WHAT TO DO ▸ Give only the number of lines in the data that include the string "Leça".

RECORDS PROVIDED ▸

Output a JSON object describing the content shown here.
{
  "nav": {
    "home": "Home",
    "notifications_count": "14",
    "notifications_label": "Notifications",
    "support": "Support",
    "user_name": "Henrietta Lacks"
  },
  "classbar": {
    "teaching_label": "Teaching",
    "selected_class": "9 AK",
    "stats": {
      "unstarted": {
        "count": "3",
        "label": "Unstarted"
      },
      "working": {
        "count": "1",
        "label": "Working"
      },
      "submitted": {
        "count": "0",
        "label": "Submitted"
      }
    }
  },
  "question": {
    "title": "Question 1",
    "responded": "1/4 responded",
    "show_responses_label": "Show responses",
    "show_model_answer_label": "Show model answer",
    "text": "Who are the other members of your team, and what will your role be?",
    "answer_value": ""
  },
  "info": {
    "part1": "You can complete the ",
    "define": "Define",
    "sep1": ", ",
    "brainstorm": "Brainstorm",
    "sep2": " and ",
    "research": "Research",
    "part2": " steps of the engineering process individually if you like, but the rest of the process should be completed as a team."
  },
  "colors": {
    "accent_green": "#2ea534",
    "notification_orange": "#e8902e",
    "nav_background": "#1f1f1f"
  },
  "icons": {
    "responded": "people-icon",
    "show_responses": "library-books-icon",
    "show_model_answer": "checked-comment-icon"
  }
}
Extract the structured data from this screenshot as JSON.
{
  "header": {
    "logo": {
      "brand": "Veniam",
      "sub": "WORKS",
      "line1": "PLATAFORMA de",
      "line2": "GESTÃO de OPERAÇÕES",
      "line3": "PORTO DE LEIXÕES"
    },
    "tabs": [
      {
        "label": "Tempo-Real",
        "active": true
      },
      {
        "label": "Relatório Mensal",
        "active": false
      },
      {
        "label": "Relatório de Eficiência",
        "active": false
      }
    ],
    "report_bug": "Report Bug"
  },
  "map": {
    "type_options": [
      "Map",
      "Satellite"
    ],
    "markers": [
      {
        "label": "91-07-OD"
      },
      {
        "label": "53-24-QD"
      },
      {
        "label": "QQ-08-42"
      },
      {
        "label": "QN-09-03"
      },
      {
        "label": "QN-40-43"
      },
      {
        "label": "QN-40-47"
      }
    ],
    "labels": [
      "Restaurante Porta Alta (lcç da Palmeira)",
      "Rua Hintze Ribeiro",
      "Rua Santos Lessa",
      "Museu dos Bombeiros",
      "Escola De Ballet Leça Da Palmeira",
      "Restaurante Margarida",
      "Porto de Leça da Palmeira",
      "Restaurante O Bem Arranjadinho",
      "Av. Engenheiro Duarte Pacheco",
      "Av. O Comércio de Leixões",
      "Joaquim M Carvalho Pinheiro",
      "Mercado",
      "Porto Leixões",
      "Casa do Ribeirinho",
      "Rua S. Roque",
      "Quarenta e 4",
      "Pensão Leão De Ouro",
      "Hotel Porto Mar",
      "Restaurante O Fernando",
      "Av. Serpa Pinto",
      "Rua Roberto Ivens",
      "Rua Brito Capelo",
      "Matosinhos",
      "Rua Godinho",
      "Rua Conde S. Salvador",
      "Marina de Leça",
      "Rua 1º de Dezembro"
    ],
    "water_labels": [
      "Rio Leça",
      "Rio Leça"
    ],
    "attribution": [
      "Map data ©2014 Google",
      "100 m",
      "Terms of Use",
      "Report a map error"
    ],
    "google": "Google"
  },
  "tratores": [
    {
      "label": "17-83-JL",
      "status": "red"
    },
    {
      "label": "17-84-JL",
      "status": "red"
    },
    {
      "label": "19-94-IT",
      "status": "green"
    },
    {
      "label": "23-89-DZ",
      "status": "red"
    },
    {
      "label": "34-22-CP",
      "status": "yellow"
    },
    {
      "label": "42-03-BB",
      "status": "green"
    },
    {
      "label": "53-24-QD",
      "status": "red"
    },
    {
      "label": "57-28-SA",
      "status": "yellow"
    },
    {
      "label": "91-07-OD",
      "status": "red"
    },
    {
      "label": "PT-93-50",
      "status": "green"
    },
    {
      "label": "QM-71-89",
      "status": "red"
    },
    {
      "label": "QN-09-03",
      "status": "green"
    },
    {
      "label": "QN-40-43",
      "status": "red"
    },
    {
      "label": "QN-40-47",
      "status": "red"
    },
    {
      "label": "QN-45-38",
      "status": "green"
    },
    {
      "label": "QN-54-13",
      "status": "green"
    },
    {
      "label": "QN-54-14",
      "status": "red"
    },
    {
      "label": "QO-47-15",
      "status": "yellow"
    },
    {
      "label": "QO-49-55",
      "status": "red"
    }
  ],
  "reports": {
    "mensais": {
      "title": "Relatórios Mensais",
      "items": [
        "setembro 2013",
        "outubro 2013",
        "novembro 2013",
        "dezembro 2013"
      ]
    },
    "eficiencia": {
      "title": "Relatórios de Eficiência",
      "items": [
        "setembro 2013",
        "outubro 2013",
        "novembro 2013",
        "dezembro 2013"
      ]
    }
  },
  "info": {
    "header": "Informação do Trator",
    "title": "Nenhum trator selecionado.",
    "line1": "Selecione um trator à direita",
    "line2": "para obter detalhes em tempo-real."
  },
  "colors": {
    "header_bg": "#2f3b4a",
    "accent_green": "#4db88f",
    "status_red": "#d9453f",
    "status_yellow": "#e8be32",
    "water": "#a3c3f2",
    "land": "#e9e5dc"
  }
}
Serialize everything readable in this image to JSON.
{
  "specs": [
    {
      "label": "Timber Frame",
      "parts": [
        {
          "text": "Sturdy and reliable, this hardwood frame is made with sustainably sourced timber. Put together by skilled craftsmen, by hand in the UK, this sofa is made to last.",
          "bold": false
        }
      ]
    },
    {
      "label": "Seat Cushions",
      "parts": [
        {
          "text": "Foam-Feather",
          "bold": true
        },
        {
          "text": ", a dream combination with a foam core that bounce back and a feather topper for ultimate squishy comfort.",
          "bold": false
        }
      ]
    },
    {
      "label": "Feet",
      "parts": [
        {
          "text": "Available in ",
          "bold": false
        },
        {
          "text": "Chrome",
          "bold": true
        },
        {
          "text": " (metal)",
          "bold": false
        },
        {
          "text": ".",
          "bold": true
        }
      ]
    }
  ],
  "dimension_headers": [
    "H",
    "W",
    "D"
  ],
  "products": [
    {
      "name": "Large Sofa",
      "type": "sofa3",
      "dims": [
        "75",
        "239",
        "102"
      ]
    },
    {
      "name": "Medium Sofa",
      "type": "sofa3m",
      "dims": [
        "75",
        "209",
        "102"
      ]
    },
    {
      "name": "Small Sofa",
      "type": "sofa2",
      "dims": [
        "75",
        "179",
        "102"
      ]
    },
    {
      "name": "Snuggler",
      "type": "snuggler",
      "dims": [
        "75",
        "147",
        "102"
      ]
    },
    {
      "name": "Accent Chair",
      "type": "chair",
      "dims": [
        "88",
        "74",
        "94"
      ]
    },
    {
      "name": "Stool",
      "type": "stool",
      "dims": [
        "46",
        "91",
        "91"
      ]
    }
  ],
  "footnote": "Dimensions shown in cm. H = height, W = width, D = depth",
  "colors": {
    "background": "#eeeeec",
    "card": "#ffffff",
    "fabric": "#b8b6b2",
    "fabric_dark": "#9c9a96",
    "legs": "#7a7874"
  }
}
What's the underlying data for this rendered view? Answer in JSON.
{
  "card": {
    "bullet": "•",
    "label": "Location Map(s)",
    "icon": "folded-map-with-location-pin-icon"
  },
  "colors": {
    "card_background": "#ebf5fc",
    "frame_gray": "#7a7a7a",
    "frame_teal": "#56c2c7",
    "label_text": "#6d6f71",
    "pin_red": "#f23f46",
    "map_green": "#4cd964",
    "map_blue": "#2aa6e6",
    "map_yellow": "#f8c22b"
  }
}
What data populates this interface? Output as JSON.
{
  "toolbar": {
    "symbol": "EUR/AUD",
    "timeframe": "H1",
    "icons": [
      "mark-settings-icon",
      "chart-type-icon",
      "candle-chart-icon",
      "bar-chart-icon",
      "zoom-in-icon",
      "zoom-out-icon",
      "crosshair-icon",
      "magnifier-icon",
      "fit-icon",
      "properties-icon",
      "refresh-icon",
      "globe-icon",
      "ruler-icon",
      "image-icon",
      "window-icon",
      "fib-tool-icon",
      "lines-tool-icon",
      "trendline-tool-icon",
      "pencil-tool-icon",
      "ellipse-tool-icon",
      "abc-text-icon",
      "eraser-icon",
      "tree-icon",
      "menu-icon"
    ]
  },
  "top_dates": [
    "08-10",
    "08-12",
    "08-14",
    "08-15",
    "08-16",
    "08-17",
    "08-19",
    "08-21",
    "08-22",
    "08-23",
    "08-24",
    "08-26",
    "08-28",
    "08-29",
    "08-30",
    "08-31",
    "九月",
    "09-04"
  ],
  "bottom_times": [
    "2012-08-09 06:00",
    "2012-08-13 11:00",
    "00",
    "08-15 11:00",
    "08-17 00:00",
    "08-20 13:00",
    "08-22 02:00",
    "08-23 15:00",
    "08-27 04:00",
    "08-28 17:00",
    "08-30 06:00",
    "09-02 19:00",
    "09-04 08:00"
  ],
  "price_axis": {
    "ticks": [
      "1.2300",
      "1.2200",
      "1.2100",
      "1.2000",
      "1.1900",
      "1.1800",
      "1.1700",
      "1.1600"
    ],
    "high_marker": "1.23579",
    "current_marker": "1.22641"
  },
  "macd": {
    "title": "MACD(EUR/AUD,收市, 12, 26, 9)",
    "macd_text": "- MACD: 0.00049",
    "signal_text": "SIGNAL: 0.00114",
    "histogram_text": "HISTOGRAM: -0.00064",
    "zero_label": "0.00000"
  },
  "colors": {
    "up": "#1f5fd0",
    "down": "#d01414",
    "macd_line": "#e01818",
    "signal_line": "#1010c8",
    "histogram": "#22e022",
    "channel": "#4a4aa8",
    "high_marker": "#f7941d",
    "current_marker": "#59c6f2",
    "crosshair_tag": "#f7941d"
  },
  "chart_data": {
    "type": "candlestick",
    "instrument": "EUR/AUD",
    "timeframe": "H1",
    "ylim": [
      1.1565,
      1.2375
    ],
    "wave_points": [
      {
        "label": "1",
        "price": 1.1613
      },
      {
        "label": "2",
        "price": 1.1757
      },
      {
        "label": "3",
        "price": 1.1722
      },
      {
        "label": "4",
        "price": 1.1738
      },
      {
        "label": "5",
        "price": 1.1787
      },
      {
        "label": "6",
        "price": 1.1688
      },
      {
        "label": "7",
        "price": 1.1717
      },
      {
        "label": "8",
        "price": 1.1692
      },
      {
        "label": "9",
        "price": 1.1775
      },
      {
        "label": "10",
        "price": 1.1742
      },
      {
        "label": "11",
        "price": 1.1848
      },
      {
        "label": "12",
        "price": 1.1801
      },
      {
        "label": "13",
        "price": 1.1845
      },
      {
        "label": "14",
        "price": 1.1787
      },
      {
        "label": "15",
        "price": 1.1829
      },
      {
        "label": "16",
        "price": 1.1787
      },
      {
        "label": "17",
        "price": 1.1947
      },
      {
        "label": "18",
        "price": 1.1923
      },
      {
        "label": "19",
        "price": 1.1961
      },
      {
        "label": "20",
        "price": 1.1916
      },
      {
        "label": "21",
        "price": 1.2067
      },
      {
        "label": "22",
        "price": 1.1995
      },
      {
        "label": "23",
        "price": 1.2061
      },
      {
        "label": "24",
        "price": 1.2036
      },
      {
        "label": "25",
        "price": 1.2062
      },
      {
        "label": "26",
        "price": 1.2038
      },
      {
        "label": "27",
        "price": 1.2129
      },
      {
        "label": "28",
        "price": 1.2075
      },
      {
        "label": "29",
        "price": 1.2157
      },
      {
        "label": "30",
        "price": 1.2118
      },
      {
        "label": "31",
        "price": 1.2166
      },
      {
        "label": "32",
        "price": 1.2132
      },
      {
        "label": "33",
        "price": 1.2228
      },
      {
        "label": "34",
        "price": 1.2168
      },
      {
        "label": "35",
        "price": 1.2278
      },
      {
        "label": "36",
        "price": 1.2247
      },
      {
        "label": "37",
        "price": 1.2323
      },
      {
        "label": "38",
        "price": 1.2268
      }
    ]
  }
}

EXERCISE OUTPUT ▸ 5